____ INFORMATION SHOWN

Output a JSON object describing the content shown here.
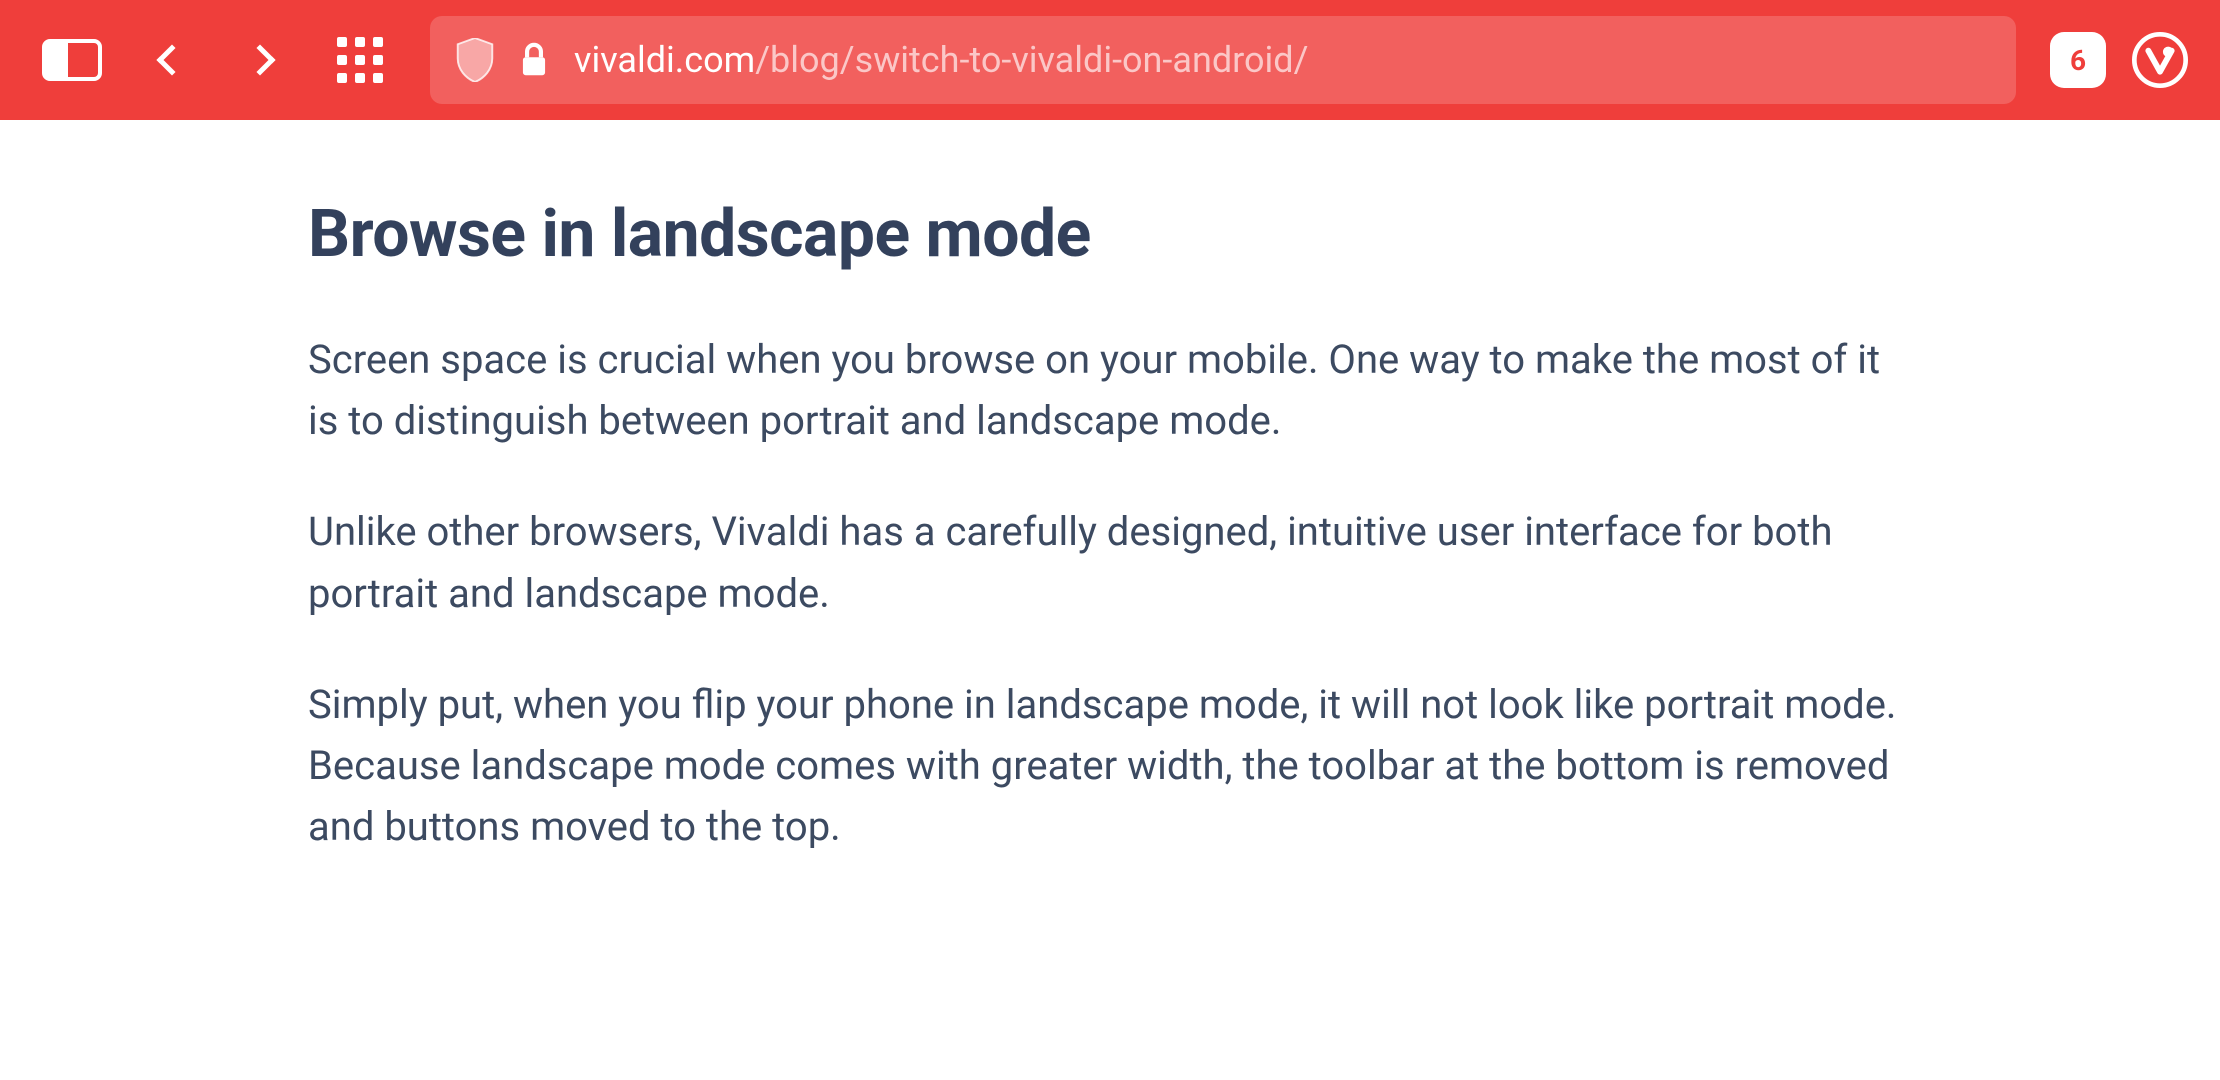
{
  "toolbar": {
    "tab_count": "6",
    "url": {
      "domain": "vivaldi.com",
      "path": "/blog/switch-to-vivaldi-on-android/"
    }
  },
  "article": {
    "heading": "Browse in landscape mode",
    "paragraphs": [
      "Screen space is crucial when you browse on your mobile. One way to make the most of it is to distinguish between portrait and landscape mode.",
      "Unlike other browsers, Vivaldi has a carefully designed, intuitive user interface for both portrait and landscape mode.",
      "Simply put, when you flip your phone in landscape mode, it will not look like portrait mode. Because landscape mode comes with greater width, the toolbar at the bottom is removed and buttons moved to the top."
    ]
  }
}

________

#### [GOAL OF THE EXERCISE]
Collect the lines of the data that carry the word "toolbar".

#### [WORKED ANSWER]
  "toolbar": {
      "Simply put, when you flip your phone in landscape mode, it will not look like portrait mode. Because landscape mode comes with greater width, the toolbar at the bottom is removed and buttons moved to the top."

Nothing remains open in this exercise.